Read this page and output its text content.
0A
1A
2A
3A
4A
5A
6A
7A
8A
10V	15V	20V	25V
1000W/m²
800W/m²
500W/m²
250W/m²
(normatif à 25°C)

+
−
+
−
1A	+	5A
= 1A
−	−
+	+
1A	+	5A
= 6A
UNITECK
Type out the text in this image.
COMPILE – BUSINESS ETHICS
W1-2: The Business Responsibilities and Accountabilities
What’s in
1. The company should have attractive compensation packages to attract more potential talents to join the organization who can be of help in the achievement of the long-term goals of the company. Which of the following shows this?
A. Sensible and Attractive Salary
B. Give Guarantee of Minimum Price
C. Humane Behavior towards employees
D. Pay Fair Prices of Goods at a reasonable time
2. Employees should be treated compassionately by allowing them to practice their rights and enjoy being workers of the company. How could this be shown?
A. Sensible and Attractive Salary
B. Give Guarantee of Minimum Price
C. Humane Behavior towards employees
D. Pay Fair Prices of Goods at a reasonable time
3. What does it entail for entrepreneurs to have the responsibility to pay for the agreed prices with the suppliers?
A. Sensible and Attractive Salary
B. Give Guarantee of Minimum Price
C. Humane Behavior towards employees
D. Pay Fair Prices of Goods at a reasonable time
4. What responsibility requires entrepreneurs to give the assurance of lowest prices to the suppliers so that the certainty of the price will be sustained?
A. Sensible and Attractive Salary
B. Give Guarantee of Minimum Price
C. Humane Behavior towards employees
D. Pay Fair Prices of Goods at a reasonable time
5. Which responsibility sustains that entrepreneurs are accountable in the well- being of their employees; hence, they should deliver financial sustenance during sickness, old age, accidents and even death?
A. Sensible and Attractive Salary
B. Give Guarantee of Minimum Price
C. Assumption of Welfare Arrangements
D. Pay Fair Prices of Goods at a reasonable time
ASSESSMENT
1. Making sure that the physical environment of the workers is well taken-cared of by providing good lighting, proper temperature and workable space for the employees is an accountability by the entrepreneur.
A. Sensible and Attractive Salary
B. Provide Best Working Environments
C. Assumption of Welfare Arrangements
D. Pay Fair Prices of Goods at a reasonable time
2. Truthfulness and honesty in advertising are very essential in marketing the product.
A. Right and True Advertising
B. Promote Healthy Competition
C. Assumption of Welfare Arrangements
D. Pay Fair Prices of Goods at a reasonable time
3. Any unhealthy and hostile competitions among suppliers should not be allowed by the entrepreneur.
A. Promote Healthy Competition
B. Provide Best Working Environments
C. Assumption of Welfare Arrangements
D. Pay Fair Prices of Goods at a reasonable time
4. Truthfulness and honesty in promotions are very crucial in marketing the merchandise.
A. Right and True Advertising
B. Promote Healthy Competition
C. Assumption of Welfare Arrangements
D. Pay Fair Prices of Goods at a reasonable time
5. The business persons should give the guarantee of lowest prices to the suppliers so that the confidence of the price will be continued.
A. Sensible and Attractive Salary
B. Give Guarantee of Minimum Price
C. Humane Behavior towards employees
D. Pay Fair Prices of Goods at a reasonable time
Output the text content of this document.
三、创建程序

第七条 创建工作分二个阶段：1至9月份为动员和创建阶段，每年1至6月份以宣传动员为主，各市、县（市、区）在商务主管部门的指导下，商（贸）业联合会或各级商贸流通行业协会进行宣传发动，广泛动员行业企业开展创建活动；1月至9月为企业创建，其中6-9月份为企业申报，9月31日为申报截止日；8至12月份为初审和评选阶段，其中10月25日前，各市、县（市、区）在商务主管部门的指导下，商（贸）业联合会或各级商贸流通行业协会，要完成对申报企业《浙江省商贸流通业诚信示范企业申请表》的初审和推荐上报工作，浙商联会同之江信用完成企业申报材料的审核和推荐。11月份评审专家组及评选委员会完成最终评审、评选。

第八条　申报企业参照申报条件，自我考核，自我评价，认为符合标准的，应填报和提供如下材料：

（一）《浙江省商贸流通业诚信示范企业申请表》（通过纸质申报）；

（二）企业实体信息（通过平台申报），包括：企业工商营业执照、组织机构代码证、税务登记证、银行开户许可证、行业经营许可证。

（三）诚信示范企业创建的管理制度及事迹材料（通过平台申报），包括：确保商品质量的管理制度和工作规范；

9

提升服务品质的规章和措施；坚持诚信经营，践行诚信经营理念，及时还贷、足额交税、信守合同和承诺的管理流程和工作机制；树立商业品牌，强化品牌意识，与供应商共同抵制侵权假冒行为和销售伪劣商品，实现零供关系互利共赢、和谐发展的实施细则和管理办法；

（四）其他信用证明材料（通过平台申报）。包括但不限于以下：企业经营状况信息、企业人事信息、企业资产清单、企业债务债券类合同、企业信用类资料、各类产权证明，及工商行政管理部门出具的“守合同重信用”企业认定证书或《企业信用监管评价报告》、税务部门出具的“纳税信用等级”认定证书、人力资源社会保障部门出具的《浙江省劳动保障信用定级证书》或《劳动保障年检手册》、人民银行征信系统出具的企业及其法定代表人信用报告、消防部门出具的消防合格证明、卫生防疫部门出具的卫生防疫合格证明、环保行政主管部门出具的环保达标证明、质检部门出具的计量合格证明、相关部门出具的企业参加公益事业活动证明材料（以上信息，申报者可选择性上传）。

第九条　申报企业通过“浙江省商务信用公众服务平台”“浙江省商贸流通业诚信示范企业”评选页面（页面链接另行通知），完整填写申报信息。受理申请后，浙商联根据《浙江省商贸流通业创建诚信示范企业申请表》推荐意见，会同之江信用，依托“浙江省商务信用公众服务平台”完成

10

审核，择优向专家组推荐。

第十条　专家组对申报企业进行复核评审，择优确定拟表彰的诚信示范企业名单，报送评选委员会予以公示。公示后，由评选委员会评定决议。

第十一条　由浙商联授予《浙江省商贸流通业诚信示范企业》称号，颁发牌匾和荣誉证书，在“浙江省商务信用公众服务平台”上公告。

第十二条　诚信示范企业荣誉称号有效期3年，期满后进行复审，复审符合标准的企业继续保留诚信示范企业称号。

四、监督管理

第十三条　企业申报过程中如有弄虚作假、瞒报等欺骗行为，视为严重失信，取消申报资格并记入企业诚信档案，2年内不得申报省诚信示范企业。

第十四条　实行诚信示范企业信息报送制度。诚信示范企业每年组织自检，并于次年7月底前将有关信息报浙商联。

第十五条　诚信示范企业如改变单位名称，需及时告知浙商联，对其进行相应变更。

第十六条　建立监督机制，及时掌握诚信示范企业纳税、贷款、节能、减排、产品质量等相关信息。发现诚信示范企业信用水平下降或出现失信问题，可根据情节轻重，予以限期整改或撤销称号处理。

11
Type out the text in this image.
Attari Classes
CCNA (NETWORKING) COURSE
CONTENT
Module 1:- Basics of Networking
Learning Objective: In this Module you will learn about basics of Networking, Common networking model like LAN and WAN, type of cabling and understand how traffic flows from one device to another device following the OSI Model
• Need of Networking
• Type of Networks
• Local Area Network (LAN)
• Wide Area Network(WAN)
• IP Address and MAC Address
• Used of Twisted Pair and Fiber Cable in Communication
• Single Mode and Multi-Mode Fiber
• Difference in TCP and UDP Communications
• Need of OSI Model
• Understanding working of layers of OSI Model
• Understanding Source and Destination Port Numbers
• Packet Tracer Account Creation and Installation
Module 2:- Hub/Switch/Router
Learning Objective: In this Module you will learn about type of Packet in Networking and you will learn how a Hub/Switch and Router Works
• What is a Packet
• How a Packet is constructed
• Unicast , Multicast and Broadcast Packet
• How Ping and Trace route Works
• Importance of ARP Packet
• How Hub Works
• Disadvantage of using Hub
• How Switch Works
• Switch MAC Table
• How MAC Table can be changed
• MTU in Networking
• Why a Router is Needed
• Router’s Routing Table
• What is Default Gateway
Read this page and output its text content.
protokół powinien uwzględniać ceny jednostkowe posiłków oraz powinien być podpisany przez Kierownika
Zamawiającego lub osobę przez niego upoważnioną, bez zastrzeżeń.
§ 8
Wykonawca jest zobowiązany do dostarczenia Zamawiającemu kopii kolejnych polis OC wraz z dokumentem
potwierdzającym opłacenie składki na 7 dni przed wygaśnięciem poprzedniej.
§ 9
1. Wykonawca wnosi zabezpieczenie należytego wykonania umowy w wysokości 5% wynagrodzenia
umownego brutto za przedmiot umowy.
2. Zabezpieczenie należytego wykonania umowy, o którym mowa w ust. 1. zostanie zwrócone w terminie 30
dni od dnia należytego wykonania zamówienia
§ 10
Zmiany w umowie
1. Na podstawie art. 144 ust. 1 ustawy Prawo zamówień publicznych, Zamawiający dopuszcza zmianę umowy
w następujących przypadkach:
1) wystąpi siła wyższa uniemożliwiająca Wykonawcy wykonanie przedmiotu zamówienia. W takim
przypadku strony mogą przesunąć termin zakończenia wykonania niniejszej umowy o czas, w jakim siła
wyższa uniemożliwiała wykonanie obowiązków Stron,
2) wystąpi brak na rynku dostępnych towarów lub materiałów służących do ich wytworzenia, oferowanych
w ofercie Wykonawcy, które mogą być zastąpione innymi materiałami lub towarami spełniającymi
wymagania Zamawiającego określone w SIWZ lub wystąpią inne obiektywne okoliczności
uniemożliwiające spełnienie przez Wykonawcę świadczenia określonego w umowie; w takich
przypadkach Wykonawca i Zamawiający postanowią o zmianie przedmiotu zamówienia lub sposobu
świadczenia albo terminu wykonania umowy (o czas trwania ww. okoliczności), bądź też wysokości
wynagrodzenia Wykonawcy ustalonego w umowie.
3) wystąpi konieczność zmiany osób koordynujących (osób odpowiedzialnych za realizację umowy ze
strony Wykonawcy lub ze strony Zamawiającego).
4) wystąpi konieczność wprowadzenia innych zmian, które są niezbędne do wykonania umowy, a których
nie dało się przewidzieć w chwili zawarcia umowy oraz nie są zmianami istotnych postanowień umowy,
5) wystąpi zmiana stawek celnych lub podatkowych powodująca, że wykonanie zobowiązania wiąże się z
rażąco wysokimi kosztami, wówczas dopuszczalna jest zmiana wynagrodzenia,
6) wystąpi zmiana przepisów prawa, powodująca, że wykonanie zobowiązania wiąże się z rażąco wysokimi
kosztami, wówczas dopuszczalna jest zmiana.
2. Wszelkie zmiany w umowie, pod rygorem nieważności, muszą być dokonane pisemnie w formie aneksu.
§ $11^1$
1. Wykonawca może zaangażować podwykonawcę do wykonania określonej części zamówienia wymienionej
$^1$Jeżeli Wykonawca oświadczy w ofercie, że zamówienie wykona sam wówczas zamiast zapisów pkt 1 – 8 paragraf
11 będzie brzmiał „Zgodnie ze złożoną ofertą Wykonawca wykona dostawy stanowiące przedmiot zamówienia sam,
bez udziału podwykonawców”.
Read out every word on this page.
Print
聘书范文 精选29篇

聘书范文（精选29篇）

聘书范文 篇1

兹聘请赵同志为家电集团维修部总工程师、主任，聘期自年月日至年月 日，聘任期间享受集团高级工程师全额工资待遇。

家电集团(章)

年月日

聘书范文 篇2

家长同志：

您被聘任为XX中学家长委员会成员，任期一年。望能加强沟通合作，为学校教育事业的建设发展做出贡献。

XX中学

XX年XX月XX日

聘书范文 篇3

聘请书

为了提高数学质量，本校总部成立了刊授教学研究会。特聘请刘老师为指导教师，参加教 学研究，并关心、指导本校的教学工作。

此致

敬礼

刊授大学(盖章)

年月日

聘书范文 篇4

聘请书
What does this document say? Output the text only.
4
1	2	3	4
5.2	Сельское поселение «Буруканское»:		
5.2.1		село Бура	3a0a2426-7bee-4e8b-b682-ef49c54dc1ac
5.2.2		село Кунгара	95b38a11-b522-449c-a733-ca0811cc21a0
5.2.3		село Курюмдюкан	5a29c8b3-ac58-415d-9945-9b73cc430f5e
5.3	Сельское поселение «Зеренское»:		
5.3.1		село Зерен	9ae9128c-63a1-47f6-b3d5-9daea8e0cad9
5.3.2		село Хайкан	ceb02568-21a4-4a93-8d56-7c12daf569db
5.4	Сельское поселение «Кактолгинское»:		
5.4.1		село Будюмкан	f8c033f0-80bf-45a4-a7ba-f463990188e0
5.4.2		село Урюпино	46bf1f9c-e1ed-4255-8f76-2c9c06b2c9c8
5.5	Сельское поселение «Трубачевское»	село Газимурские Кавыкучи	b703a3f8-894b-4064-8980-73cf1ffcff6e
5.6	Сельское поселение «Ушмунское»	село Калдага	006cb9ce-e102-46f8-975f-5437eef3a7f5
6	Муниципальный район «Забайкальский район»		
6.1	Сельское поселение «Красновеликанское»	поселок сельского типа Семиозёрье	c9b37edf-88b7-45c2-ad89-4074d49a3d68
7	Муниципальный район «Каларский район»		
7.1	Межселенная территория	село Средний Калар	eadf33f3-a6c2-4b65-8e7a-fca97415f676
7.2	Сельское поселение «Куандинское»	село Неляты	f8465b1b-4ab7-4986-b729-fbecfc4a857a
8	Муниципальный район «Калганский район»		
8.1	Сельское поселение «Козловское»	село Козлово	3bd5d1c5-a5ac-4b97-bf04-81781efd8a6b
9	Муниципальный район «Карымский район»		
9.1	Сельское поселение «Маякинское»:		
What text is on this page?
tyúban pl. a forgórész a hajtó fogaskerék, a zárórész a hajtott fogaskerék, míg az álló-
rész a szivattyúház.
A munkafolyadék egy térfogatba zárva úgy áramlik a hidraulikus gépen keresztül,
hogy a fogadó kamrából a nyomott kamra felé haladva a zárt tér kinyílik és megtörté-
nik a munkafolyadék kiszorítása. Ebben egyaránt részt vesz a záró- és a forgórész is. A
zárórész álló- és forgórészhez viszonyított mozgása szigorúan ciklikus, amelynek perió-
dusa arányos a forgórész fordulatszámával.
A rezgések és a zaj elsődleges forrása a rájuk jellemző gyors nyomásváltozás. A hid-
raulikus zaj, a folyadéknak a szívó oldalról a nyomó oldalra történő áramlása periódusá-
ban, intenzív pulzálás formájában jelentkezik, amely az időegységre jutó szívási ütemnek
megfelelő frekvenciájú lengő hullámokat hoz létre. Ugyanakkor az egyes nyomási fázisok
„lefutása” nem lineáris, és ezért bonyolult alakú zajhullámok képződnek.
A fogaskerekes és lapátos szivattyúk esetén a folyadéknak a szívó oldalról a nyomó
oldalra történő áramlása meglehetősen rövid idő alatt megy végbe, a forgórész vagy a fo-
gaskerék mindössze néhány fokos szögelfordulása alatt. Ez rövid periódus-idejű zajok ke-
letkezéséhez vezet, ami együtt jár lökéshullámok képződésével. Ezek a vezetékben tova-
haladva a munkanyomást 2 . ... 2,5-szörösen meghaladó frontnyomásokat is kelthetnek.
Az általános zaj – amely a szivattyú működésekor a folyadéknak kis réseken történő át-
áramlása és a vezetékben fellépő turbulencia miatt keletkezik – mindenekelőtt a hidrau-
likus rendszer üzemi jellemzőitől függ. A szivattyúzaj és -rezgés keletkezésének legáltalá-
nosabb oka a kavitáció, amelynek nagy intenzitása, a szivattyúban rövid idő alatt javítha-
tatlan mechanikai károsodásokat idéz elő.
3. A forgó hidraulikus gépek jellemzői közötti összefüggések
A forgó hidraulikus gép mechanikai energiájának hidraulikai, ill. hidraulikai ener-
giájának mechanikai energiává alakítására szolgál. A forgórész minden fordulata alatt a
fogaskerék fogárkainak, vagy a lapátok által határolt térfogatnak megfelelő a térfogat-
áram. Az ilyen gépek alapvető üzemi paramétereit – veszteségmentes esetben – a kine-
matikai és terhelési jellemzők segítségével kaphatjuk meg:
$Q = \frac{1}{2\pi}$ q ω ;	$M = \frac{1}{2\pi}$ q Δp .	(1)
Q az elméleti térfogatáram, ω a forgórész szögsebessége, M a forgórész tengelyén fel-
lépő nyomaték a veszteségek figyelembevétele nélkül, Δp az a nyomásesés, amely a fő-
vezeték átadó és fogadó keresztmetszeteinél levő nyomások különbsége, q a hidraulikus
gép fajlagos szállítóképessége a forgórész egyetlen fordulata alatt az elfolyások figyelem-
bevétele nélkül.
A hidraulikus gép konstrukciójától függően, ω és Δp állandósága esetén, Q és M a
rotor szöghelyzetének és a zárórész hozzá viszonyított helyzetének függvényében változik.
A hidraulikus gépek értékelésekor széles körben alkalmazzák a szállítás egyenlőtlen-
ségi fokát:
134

• Directive
Look above for every line with the word "Learning" and copy it.

• Task output
Learning Objective: In this Module you will learn about basics of Networking, Common networking model like LAN and WAN, type of cabling and understand how traffic flows from one device to another device following the OSI Model
Learning Objective: In this Module you will learn about type of Packet in Networking and you will learn how a Hub/Switch and Router Works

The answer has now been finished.